** Stored data entries **

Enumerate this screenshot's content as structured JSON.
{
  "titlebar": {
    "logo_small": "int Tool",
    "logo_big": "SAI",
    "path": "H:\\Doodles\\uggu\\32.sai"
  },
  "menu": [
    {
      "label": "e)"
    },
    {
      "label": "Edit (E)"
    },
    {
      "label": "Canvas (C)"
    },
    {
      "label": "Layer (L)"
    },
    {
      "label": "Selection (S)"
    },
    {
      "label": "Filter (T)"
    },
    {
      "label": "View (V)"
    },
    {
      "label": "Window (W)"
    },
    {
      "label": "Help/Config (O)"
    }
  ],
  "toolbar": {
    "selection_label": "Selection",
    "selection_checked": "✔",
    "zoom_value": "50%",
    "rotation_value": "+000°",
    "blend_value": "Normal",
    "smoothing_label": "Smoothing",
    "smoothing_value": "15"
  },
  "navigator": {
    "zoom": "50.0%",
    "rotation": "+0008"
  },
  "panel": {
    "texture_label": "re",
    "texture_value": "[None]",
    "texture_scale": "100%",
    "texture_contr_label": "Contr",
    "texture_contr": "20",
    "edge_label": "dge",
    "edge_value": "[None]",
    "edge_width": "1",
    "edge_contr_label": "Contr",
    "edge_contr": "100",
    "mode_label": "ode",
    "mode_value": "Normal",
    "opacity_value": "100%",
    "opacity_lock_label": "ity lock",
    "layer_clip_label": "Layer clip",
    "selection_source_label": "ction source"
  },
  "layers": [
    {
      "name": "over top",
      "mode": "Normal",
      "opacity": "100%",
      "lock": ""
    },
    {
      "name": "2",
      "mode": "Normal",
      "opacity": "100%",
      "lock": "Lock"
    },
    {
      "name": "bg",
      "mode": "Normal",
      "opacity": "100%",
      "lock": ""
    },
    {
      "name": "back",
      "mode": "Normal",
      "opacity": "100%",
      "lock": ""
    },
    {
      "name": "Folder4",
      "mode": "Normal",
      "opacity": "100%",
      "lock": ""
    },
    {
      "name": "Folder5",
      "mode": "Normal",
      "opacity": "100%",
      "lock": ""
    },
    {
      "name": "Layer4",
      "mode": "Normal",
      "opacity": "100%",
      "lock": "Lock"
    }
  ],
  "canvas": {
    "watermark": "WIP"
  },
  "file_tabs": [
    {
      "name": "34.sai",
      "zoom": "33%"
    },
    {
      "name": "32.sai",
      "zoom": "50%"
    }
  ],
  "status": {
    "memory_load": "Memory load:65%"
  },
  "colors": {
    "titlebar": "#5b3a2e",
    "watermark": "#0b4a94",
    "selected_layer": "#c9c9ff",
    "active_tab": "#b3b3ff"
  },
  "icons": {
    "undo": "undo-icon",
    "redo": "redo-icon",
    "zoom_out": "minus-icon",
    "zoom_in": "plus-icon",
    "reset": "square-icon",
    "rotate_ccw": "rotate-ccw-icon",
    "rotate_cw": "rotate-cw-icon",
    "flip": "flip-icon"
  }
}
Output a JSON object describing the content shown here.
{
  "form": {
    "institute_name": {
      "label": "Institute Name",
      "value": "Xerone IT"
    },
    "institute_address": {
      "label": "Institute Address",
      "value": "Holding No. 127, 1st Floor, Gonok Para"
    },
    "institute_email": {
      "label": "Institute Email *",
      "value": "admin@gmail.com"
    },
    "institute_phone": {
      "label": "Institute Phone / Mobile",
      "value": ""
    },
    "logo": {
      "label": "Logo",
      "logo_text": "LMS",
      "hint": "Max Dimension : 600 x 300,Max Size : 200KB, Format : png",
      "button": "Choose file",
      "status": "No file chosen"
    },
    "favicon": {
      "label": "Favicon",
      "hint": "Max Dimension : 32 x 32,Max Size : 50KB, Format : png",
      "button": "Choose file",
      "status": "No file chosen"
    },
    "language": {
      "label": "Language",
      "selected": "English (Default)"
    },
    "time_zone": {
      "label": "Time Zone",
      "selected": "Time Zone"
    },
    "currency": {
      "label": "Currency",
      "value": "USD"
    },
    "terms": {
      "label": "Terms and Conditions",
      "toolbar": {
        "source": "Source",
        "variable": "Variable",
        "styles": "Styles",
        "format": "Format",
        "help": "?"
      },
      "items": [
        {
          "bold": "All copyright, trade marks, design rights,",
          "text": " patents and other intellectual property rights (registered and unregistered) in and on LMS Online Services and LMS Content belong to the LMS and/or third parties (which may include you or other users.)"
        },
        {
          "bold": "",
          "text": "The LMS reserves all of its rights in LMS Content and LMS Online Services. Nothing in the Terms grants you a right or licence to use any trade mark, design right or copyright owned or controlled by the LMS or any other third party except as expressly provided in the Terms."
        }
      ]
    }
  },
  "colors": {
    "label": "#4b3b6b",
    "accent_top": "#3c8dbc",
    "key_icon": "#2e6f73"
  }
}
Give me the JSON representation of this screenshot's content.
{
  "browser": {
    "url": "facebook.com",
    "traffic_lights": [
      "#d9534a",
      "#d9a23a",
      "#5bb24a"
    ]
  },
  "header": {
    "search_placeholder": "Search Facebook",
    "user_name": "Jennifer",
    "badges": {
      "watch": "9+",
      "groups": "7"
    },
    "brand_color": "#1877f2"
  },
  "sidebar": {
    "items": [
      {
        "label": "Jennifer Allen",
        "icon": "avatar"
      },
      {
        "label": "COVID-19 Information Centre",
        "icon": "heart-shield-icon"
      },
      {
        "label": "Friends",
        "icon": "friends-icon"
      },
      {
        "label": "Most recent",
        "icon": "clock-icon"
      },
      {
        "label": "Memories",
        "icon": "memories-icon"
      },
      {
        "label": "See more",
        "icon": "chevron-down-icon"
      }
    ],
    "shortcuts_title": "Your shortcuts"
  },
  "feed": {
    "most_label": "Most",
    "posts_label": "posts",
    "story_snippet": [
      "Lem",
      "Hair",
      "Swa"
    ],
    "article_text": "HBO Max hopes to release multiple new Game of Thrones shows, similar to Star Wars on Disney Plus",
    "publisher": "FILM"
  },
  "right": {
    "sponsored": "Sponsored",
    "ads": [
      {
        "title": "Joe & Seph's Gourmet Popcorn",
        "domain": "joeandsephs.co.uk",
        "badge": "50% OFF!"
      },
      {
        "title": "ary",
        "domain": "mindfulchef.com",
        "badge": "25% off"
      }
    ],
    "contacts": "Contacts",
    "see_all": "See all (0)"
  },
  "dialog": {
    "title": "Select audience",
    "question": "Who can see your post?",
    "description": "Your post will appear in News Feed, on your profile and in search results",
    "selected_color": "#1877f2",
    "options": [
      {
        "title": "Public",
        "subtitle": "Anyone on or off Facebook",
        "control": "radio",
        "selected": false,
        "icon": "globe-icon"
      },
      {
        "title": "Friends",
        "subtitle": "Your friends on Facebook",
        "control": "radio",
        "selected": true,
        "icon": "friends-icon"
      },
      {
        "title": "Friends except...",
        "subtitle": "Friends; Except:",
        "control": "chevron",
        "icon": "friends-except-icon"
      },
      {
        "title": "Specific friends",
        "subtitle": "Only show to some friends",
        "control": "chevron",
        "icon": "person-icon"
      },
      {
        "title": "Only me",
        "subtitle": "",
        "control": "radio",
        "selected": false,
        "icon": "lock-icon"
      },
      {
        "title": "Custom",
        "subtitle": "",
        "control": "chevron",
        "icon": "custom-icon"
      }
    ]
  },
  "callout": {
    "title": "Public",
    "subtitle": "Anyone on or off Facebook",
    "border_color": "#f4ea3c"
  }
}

** EXERCISE INSTRUCTIONS **
Write out the full listing, keeping every line exactly as it is.

** ANSWER TO THIS PROBLEM **
Enumerate this screenshot's content as structured JSON.
{
  "titlebar": {
    "logo_small": "int Tool",
    "logo_big": "SAI",
    "path": "H:\\Doodles\\uggu\\32.sai"
  },
  "menu": [
    {
      "label": "e)"
    },
    {
      "label": "Edit (E)"
    },
    {
      "label": "Canvas (C)"
    },
    {
      "label": "Layer (L)"
    },
    {
      "label": "Selection (S)"
    },
    {
      "label": "Filter (T)"
    },
    {
      "label": "View (V)"
    },
    {
      "label": "Window (W)"
    },
    {
      "label": "Help/Config (O)"
    }
  ],
  "toolbar": {
    "selection_label": "Selection",
    "selection_checked": "✔",
    "zoom_value": "50%",
    "rotation_value": "+000°",
    "blend_value": "Normal",
    "smoothing_label": "Smoothing",
    "smoothing_value": "15"
  },
  "navigator": {
    "zoom": "50.0%",
    "rotation": "+0008"
  },
  "panel": {
    "texture_label": "re",
    "texture_value": "[None]",
    "texture_scale": "100%",
    "texture_contr_label": "Contr",
    "texture_contr": "20",
    "edge_label": "dge",
    "edge_value": "[None]",
    "edge_width": "1",
    "edge_contr_label": "Contr",
    "edge_contr": "100",
    "mode_label": "ode",
    "mode_value": "Normal",
    "opacity_value": "100%",
    "opacity_lock_label": "ity lock",
    "layer_clip_label": "Layer clip",
    "selection_source_label": "ction source"
  },
  "layers": [
    {
      "name": "over top",
      "mode": "Normal",
      "opacity": "100%",
      "lock": ""
    },
    {
      "name": "2",
      "mode": "Normal",
      "opacity": "100%",
      "lock": "Lock"
    },
    {
      "name": "bg",
      "mode": "Normal",
      "opacity": "100%",
      "lock": ""
    },
    {
      "name": "back",
      "mode": "Normal",
      "opacity": "100%",
      "lock": ""
    },
    {
      "name": "Folder4",
      "mode": "Normal",
      "opacity": "100%",
      "lock": ""
    },
    {
      "name": "Folder5",
      "mode": "Normal",
      "opacity": "100%",
      "lock": ""
    },
    {
      "name": "Layer4",
      "mode": "Normal",
      "opacity": "100%",
      "lock": "Lock"
    }
  ],
  "canvas": {
    "watermark": "WIP"
  },
  "file_tabs": [
    {
      "name": "34.sai",
      "zoom": "33%"
    },
    {
      "name": "32.sai",
      "zoom": "50%"
    }
  ],
  "status": {
    "memory_load": "Memory load:65%"
  },
  "colors": {
    "titlebar": "#5b3a2e",
    "watermark": "#0b4a94",
    "selected_layer": "#c9c9ff",
    "active_tab": "#b3b3ff"
  },
  "icons": {
    "undo": "undo-icon",
    "redo": "redo-icon",
    "zoom_out": "minus-icon",
    "zoom_in": "plus-icon",
    "reset": "square-icon",
    "rotate_ccw": "rotate-ccw-icon",
    "rotate_cw": "rotate-cw-icon",
    "flip": "flip-icon"
  }
}
Output a JSON object describing the content shown here.
{
  "form": {
    "institute_name": {
      "label": "Institute Name",
      "value": "Xerone IT"
    },
    "institute_address": {
      "label": "Institute Address",
      "value": "Holding No. 127, 1st Floor, Gonok Para"
    },
    "institute_email": {
      "label": "Institute Email *",
      "value": "admin@gmail.com"
    },
    "institute_phone": {
      "label": "Institute Phone / Mobile",
      "value": ""
    },
    "logo": {
      "label": "Logo",
      "logo_text": "LMS",
      "hint": "Max Dimension : 600 x 300,Max Size : 200KB, Format : png",
      "button": "Choose file",
      "status": "No file chosen"
    },
    "favicon": {
      "label": "Favicon",
      "hint": "Max Dimension : 32 x 32,Max Size : 50KB, Format : png",
      "button": "Choose file",
      "status": "No file chosen"
    },
    "language": {
      "label": "Language",
      "selected": "English (Default)"
    },
    "time_zone": {
      "label": "Time Zone",
      "selected": "Time Zone"
    },
    "currency": {
      "label": "Currency",
      "value": "USD"
    },
    "terms": {
      "label": "Terms and Conditions",
      "toolbar": {
        "source": "Source",
        "variable": "Variable",
        "styles": "Styles",
        "format": "Format",
        "help": "?"
      },
      "items": [
        {
          "bold": "All copyright, trade marks, design rights,",
          "text": " patents and other intellectual property rights (registered and unregistered) in and on LMS Online Services and LMS Content belong to the LMS and/or third parties (which may include you or other users.)"
        },
        {
          "bold": "",
          "text": "The LMS reserves all of its rights in LMS Content and LMS Online Services. Nothing in the Terms grants you a right or licence to use any trade mark, design right or copyright owned or controlled by the LMS or any other third party except as expressly provided in the Terms."
        }
      ]
    }
  },
  "colors": {
    "label": "#4b3b6b",
    "accent_top": "#3c8dbc",
    "key_icon": "#2e6f73"
  }
}
Give me the JSON representation of this screenshot's content.
{
  "browser": {
    "url": "facebook.com",
    "traffic_lights": [
      "#d9534a",
      "#d9a23a",
      "#5bb24a"
    ]
  },
  "header": {
    "search_placeholder": "Search Facebook",
    "user_name": "Jennifer",
    "badges": {
      "watch": "9+",
      "groups": "7"
    },
    "brand_color": "#1877f2"
  },
  "sidebar": {
    "items": [
      {
        "label": "Jennifer Allen",
        "icon": "avatar"
      },
      {
        "label": "COVID-19 Information Centre",
        "icon": "heart-shield-icon"
      },
      {
        "label": "Friends",
        "icon": "friends-icon"
      },
      {
        "label": "Most recent",
        "icon": "clock-icon"
      },
      {
        "label": "Memories",
        "icon": "memories-icon"
      },
      {
        "label": "See more",
        "icon": "chevron-down-icon"
      }
    ],
    "shortcuts_title": "Your shortcuts"
  },
  "feed": {
    "most_label": "Most",
    "posts_label": "posts",
    "story_snippet": [
      "Lem",
      "Hair",
      "Swa"
    ],
    "article_text": "HBO Max hopes to release multiple new Game of Thrones shows, similar to Star Wars on Disney Plus",
    "publisher": "FILM"
  },
  "right": {
    "sponsored": "Sponsored",
    "ads": [
      {
        "title": "Joe & Seph's Gourmet Popcorn",
        "domain": "joeandsephs.co.uk",
        "badge": "50% OFF!"
      },
      {
        "title": "ary",
        "domain": "mindfulchef.com",
        "badge": "25% off"
      }
    ],
    "contacts": "Contacts",
    "see_all": "See all (0)"
  },
  "dialog": {
    "title": "Select audience",
    "question": "Who can see your post?",
    "description": "Your post will appear in News Feed, on your profile and in search results",
    "selected_color": "#1877f2",
    "options": [
      {
        "title": "Public",
        "subtitle": "Anyone on or off Facebook",
        "control": "radio",
        "selected": false,
        "icon": "globe-icon"
      },
      {
        "title": "Friends",
        "subtitle": "Your friends on Facebook",
        "control": "radio",
        "selected": true,
        "icon": "friends-icon"
      },
      {
        "title": "Friends except...",
        "subtitle": "Friends; Except:",
        "control": "chevron",
        "icon": "friends-except-icon"
      },
      {
        "title": "Specific friends",
        "subtitle": "Only show to some friends",
        "control": "chevron",
        "icon": "person-icon"
      },
      {
        "title": "Only me",
        "subtitle": "",
        "control": "radio",
        "selected": false,
        "icon": "lock-icon"
      },
      {
        "title": "Custom",
        "subtitle": "",
        "control": "chevron",
        "icon": "custom-icon"
      }
    ]
  },
  "callout": {
    "title": "Public",
    "subtitle": "Anyone on or off Facebook",
    "border_color": "#f4ea3c"
  }
}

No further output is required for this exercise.